#### MATERIAL ####

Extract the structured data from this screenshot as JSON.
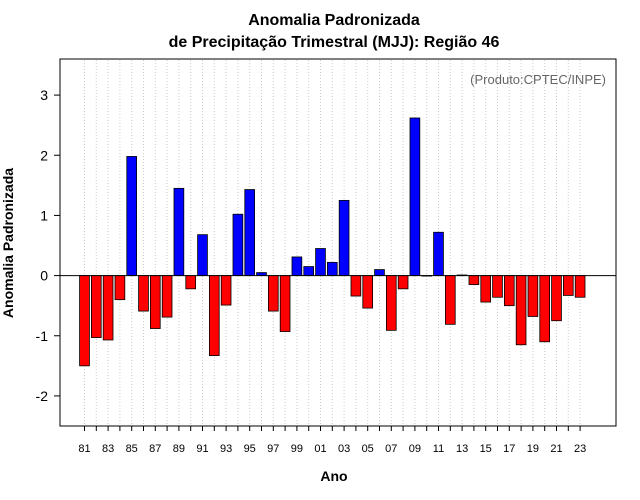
{
  "chart_data": {
    "type": "bar",
    "title": "Anomalia Padronizada",
    "subtitle": "de Precipitação Trimestral (MJJ): Região 46",
    "xlabel": "Ano",
    "ylabel": "Anomalia Padronizada",
    "annotation": "(Produto:CPTEC/INPE)",
    "ylim": [
      -2.5,
      3.6
    ],
    "yticks": [
      -2,
      -1,
      0,
      1,
      2,
      3
    ],
    "grid": "vertical dotted",
    "colors": {
      "positive": "#0000ff",
      "negative": "#ff0000",
      "grid": "#cccccc"
    },
    "x": [
      "81",
      "82",
      "83",
      "84",
      "85",
      "86",
      "87",
      "88",
      "89",
      "90",
      "91",
      "92",
      "93",
      "94",
      "95",
      "96",
      "97",
      "98",
      "99",
      "00",
      "01",
      "02",
      "03",
      "04",
      "05",
      "06",
      "07",
      "08",
      "09",
      "10",
      "11",
      "12",
      "13",
      "14",
      "15",
      "16",
      "17",
      "18",
      "19",
      "20",
      "21",
      "22",
      "23"
    ],
    "xtick_labels": [
      "81",
      "83",
      "85",
      "87",
      "89",
      "91",
      "93",
      "95",
      "97",
      "99",
      "01",
      "03",
      "05",
      "07",
      "09",
      "11",
      "13",
      "15",
      "17",
      "19",
      "21",
      "23"
    ],
    "values": [
      -1.5,
      -1.03,
      -1.07,
      -0.4,
      1.98,
      -0.59,
      -0.88,
      -0.69,
      1.45,
      -0.22,
      0.68,
      -1.33,
      -0.49,
      1.02,
      1.43,
      0.05,
      -0.59,
      -0.93,
      0.31,
      0.15,
      0.45,
      0.22,
      1.25,
      -0.34,
      -0.54,
      0.1,
      -0.91,
      -0.22,
      2.62,
      0,
      0.72,
      -0.81,
      0.01,
      -0.15,
      -0.44,
      -0.36,
      -0.5,
      -1.15,
      -0.68,
      -1.1,
      -0.75,
      -0.33,
      -0.36
    ]
  }
}
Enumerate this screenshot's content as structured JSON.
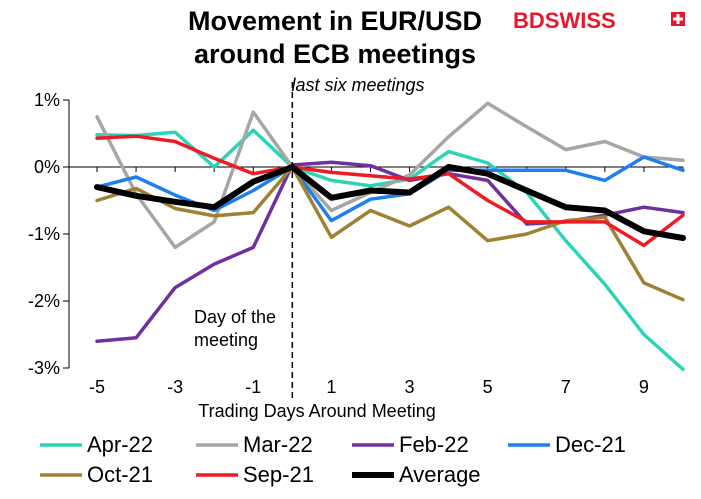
{
  "chart_data": {
    "type": "line",
    "title_line1": "Movement in EUR/USD",
    "title_line2": "around ECB meetings",
    "subtitle": "last six meetings",
    "xlabel": "Trading Days Around Meeting",
    "ylabel": "",
    "annotation_line1": "Day of the",
    "annotation_line2": "meeting",
    "annotation_x": 0,
    "x": [
      -5,
      -4,
      -3,
      -2,
      -1,
      0,
      1,
      2,
      3,
      4,
      5,
      6,
      7,
      8,
      9,
      10
    ],
    "xticks": [
      -5,
      -3,
      -1,
      1,
      3,
      5,
      7,
      9
    ],
    "xlim": [
      -5,
      10
    ],
    "ylim": [
      -3,
      1
    ],
    "yticks": [
      1,
      0,
      -1,
      -2,
      -3
    ],
    "ytick_labels": [
      "1%",
      "0%",
      "-1%",
      "-2%",
      "-3%"
    ],
    "grid": false,
    "legend_position": "bottom",
    "series": [
      {
        "name": "Apr-22",
        "color": "#2ad4b4",
        "width": 3.5,
        "values": [
          0.48,
          0.47,
          0.52,
          0.0,
          0.55,
          0.0,
          -0.2,
          -0.28,
          -0.18,
          0.23,
          0.06,
          -0.38,
          -1.1,
          -1.75,
          -2.5,
          -3.02
        ]
      },
      {
        "name": "Mar-22",
        "color": "#a6a6a6",
        "width": 3.5,
        "values": [
          0.75,
          -0.4,
          -1.2,
          -0.82,
          0.82,
          0.0,
          -0.65,
          -0.38,
          -0.12,
          0.45,
          0.95,
          0.6,
          0.26,
          0.38,
          0.15,
          0.1
        ]
      },
      {
        "name": "Feb-22",
        "color": "#7030a0",
        "width": 3.5,
        "values": [
          -2.6,
          -2.55,
          -1.8,
          -1.45,
          -1.2,
          0.03,
          0.07,
          0.02,
          -0.2,
          -0.1,
          -0.2,
          -0.85,
          -0.82,
          -0.72,
          -0.6,
          -0.68
        ]
      },
      {
        "name": "Dec-21",
        "color": "#1f7fef",
        "width": 3.5,
        "values": [
          -0.3,
          -0.15,
          -0.42,
          -0.65,
          -0.35,
          0.0,
          -0.8,
          -0.48,
          -0.4,
          -0.05,
          -0.05,
          -0.05,
          -0.05,
          -0.2,
          0.15,
          -0.05
        ]
      },
      {
        "name": "Oct-21",
        "color": "#9e8133",
        "width": 3.5,
        "values": [
          -0.5,
          -0.32,
          -0.62,
          -0.73,
          -0.68,
          0.0,
          -1.05,
          -0.65,
          -0.88,
          -0.6,
          -1.1,
          -1.0,
          -0.8,
          -0.75,
          -1.73,
          -1.98
        ]
      },
      {
        "name": "Sep-21",
        "color": "#ed1c24",
        "width": 3.5,
        "values": [
          0.43,
          0.46,
          0.38,
          0.13,
          -0.1,
          0.0,
          -0.08,
          -0.13,
          -0.18,
          -0.1,
          -0.5,
          -0.82,
          -0.82,
          -0.82,
          -1.17,
          -0.72
        ]
      },
      {
        "name": "Average",
        "color": "#000000",
        "width": 6,
        "values": [
          -0.3,
          -0.43,
          -0.52,
          -0.6,
          -0.22,
          0.0,
          -0.46,
          -0.35,
          -0.38,
          0.0,
          -0.1,
          -0.35,
          -0.6,
          -0.65,
          -0.96,
          -1.06
        ]
      }
    ]
  },
  "logo": {
    "text": "BDSWISS",
    "color": "#e8182c"
  }
}
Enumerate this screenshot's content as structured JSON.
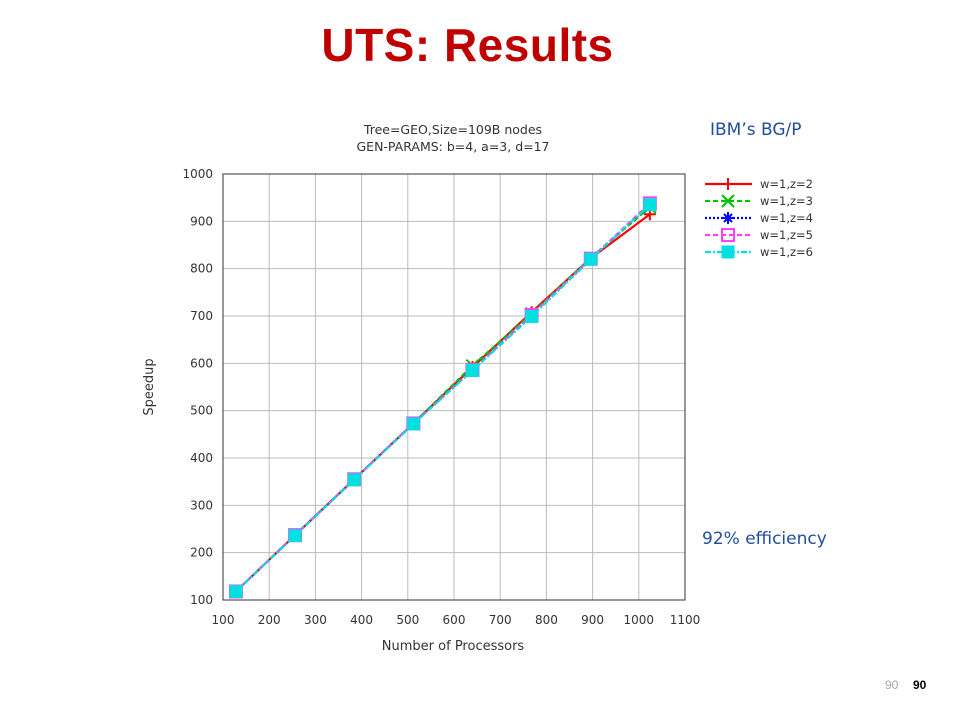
{
  "slide": {
    "title": "UTS: Results",
    "annotation_platform": "IBM’s BG/P",
    "annotation_efficiency": "92% efficiency",
    "page_number_light": "90",
    "page_number_bold": "90"
  },
  "chart_data": {
    "type": "line",
    "title_line1": "Tree=GEO,Size=109B nodes",
    "title_line2": "GEN-PARAMS: b=4, a=3, d=17",
    "xlabel": "Number of Processors",
    "ylabel": "Speedup",
    "xlim": [
      100,
      1100
    ],
    "ylim": [
      100,
      1000
    ],
    "xticks": [
      100,
      200,
      300,
      400,
      500,
      600,
      700,
      800,
      900,
      1000,
      1100
    ],
    "yticks": [
      100,
      200,
      300,
      400,
      500,
      600,
      700,
      800,
      900,
      1000
    ],
    "grid": true,
    "legend_position": "right",
    "x": [
      128,
      256,
      384,
      512,
      640,
      768,
      896,
      1024
    ],
    "series": [
      {
        "name": "w=1,z=2",
        "color": "#ff0000",
        "marker": "plus",
        "dash": "solid",
        "values": [
          118,
          237,
          355,
          473,
          592,
          708,
          822,
          915
        ]
      },
      {
        "name": "w=1,z=3",
        "color": "#00c000",
        "marker": "x",
        "dash": "dashed",
        "values": [
          118,
          237,
          355,
          473,
          595,
          705,
          823,
          930
        ]
      },
      {
        "name": "w=1,z=4",
        "color": "#0000ff",
        "marker": "star",
        "dash": "dotted",
        "values": [
          118,
          237,
          355,
          473,
          586,
          700,
          820,
          935
        ]
      },
      {
        "name": "w=1,z=5",
        "color": "#ff40ff",
        "marker": "open-square",
        "dash": "dashed",
        "values": [
          118,
          237,
          355,
          473,
          586,
          702,
          821,
          938
        ]
      },
      {
        "name": "w=1,z=6",
        "color": "#00e0e0",
        "marker": "filled-square",
        "dash": "dashdot",
        "values": [
          118,
          236,
          354,
          472,
          585,
          699,
          820,
          935
        ]
      }
    ]
  }
}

####

STATED PROBLEM – Repeat the material above verbatim. Leave the pictures behind.

TASK SOLUTION –
Extract the structured data from this screenshot as JSON.
{
  "chart_data": {
    "type": "bar",
    "title": "Anomalia Padronizada",
    "subtitle": "de Precipitação Trimestral (MJJ): Região 46",
    "xlabel": "Ano",
    "ylabel": "Anomalia Padronizada",
    "annotation": "(Produto:CPTEC/INPE)",
    "ylim": [
      -2.5,
      3.6
    ],
    "yticks": [
      -2,
      -1,
      0,
      1,
      2,
      3
    ],
    "grid": "vertical dotted",
    "colors": {
      "positive": "#0000ff",
      "negative": "#ff0000",
      "grid": "#cccccc"
    },
    "x": [
      "81",
      "82",
      "83",
      "84",
      "85",
      "86",
      "87",
      "88",
      "89",
      "90",
      "91",
      "92",
      "93",
      "94",
      "95",
      "96",
      "97",
      "98",
      "99",
      "00",
      "01",
      "02",
      "03",
      "04",
      "05",
      "06",
      "07",
      "08",
      "09",
      "10",
      "11",
      "12",
      "13",
      "14",
      "15",
      "16",
      "17",
      "18",
      "19",
      "20",
      "21",
      "22",
      "23"
    ],
    "xtick_labels": [
      "81",
      "83",
      "85",
      "87",
      "89",
      "91",
      "93",
      "95",
      "97",
      "99",
      "01",
      "03",
      "05",
      "07",
      "09",
      "11",
      "13",
      "15",
      "17",
      "19",
      "21",
      "23"
    ],
    "values": [
      -1.5,
      -1.03,
      -1.07,
      -0.4,
      1.98,
      -0.59,
      -0.88,
      -0.69,
      1.45,
      -0.22,
      0.68,
      -1.33,
      -0.49,
      1.02,
      1.43,
      0.05,
      -0.59,
      -0.93,
      0.31,
      0.15,
      0.45,
      0.22,
      1.25,
      -0.34,
      -0.54,
      0.1,
      -0.91,
      -0.22,
      2.62,
      0,
      0.72,
      -0.81,
      0.01,
      -0.15,
      -0.44,
      -0.36,
      -0.5,
      -1.15,
      -0.68,
      -1.1,
      -0.75,
      -0.33,
      -0.36
    ]
  }
}
Enumerate this screenshot's content as structured JSON.
{
  "chart_data": {
    "type": "line",
    "title_line1": "Movement in EUR/USD",
    "title_line2": "around ECB meetings",
    "subtitle": "last six meetings",
    "xlabel": "Trading Days Around Meeting",
    "ylabel": "",
    "annotation_line1": "Day of the",
    "annotation_line2": "meeting",
    "annotation_x": 0,
    "x": [
      -5,
      -4,
      -3,
      -2,
      -1,
      0,
      1,
      2,
      3,
      4,
      5,
      6,
      7,
      8,
      9,
      10
    ],
    "xticks": [
      -5,
      -3,
      -1,
      1,
      3,
      5,
      7,
      9
    ],
    "xlim": [
      -5,
      10
    ],
    "ylim": [
      -3,
      1
    ],
    "yticks": [
      1,
      0,
      -1,
      -2,
      -3
    ],
    "ytick_labels": [
      "1%",
      "0%",
      "-1%",
      "-2%",
      "-3%"
    ],
    "grid": false,
    "legend_position": "bottom",
    "series": [
      {
        "name": "Apr-22",
        "color": "#2ad4b4",
        "width": 3.5,
        "values": [
          0.48,
          0.47,
          0.52,
          0.0,
          0.55,
          0.0,
          -0.2,
          -0.28,
          -0.18,
          0.23,
          0.06,
          -0.38,
          -1.1,
          -1.75,
          -2.5,
          -3.02
        ]
      },
      {
        "name": "Mar-22",
        "color": "#a6a6a6",
        "width": 3.5,
        "values": [
          0.75,
          -0.4,
          -1.2,
          -0.82,
          0.82,
          0.0,
          -0.65,
          -0.38,
          -0.12,
          0.45,
          0.95,
          0.6,
          0.26,
          0.38,
          0.15,
          0.1
        ]
      },
      {
        "name": "Feb-22",
        "color": "#7030a0",
        "width": 3.5,
        "values": [
          -2.6,
          -2.55,
          -1.8,
          -1.45,
          -1.2,
          0.03,
          0.07,
          0.02,
          -0.2,
          -0.1,
          -0.2,
          -0.85,
          -0.82,
          -0.72,
          -0.6,
          -0.68
        ]
      },
      {
        "name": "Dec-21",
        "color": "#1f7fef",
        "width": 3.5,
        "values": [
          -0.3,
          -0.15,
          -0.42,
          -0.65,
          -0.35,
          0.0,
          -0.8,
          -0.48,
          -0.4,
          -0.05,
          -0.05,
          -0.05,
          -0.05,
          -0.2,
          0.15,
          -0.05
        ]
      },
      {
        "name": "Oct-21",
        "color": "#9e8133",
        "width": 3.5,
        "values": [
          -0.5,
          -0.32,
          -0.62,
          -0.73,
          -0.68,
          0.0,
          -1.05,
          -0.65,
          -0.88,
          -0.6,
          -1.1,
          -1.0,
          -0.8,
          -0.75,
          -1.73,
          -1.98
        ]
      },
      {
        "name": "Sep-21",
        "color": "#ed1c24",
        "width": 3.5,
        "values": [
          0.43,
          0.46,
          0.38,
          0.13,
          -0.1,
          0.0,
          -0.08,
          -0.13,
          -0.18,
          -0.1,
          -0.5,
          -0.82,
          -0.82,
          -0.82,
          -1.17,
          -0.72
        ]
      },
      {
        "name": "Average",
        "color": "#000000",
        "width": 6,
        "values": [
          -0.3,
          -0.43,
          -0.52,
          -0.6,
          -0.22,
          0.0,
          -0.46,
          -0.35,
          -0.38,
          0.0,
          -0.1,
          -0.35,
          -0.6,
          -0.65,
          -0.96,
          -1.06
        ]
      }
    ]
  },
  "logo": {
    "text": "BDSWISS",
    "color": "#e8182c"
  }
}
Enumerate this screenshot's content as structured JSON.
{
  "slide": {
    "title": "UTS: Results",
    "annotation_platform": "IBM’s BG/P",
    "annotation_efficiency": "92% efficiency",
    "page_number_light": "90",
    "page_number_bold": "90"
  },
  "chart_data": {
    "type": "line",
    "title_line1": "Tree=GEO,Size=109B nodes",
    "title_line2": "GEN-PARAMS: b=4, a=3, d=17",
    "xlabel": "Number of Processors",
    "ylabel": "Speedup",
    "xlim": [
      100,
      1100
    ],
    "ylim": [
      100,
      1000
    ],
    "xticks": [
      100,
      200,
      300,
      400,
      500,
      600,
      700,
      800,
      900,
      1000,
      1100
    ],
    "yticks": [
      100,
      200,
      300,
      400,
      500,
      600,
      700,
      800,
      900,
      1000
    ],
    "grid": true,
    "legend_position": "right",
    "x": [
      128,
      256,
      384,
      512,
      640,
      768,
      896,
      1024
    ],
    "series": [
      {
        "name": "w=1,z=2",
        "color": "#ff0000",
        "marker": "plus",
        "dash": "solid",
        "values": [
          118,
          237,
          355,
          473,
          592,
          708,
          822,
          915
        ]
      },
      {
        "name": "w=1,z=3",
        "color": "#00c000",
        "marker": "x",
        "dash": "dashed",
        "values": [
          118,
          237,
          355,
          473,
          595,
          705,
          823,
          930
        ]
      },
      {
        "name": "w=1,z=4",
        "color": "#0000ff",
        "marker": "star",
        "dash": "dotted",
        "values": [
          118,
          237,
          355,
          473,
          586,
          700,
          820,
          935
        ]
      },
      {
        "name": "w=1,z=5",
        "color": "#ff40ff",
        "marker": "open-square",
        "dash": "dashed",
        "values": [
          118,
          237,
          355,
          473,
          586,
          702,
          821,
          938
        ]
      },
      {
        "name": "w=1,z=6",
        "color": "#00e0e0",
        "marker": "filled-square",
        "dash": "dashdot",
        "values": [
          118,
          236,
          354,
          472,
          585,
          699,
          820,
          935
        ]
      }
    ]
  }
}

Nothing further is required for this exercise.